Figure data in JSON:
╔══

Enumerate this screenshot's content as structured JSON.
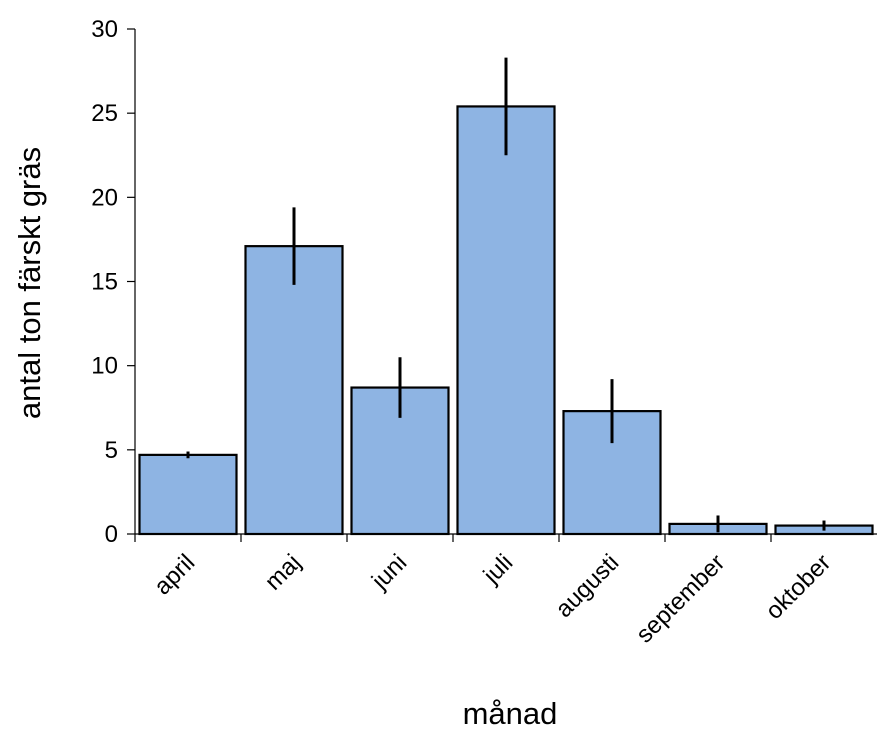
{
  "chart_data": {
    "type": "bar",
    "categories": [
      "april",
      "maj",
      "juni",
      "juli",
      "augusti",
      "september",
      "oktober"
    ],
    "values": [
      4.7,
      17.1,
      8.7,
      25.4,
      7.3,
      0.6,
      0.5
    ],
    "error": [
      0.2,
      2.3,
      1.8,
      2.9,
      1.9,
      0.5,
      0.3
    ],
    "title": "",
    "xlabel": "månad",
    "ylabel": "antal ton färskt gräs",
    "ylim": [
      0,
      30
    ],
    "yticks": [
      "0",
      "5",
      "10",
      "15",
      "20",
      "25",
      "30"
    ],
    "grid": false,
    "legend": "none",
    "bar_color": "#8eb4e3",
    "edge_color": "#000000"
  }
}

╚══

[Set exercise]
Excluding the pictures, restate the records above word for word.

[Written reply]
Enumerate this screenshot's content as structured JSON.
{
  "chart_data": {
    "type": "bar",
    "categories": [
      "april",
      "maj",
      "juni",
      "juli",
      "augusti",
      "september",
      "oktober"
    ],
    "values": [
      4.7,
      17.1,
      8.7,
      25.4,
      7.3,
      0.6,
      0.5
    ],
    "error": [
      0.2,
      2.3,
      1.8,
      2.9,
      1.9,
      0.5,
      0.3
    ],
    "title": "",
    "xlabel": "månad",
    "ylabel": "antal ton färskt gräs",
    "ylim": [
      0,
      30
    ],
    "yticks": [
      "0",
      "5",
      "10",
      "15",
      "20",
      "25",
      "30"
    ],
    "grid": false,
    "legend": "none",
    "bar_color": "#8eb4e3",
    "edge_color": "#000000"
  }
}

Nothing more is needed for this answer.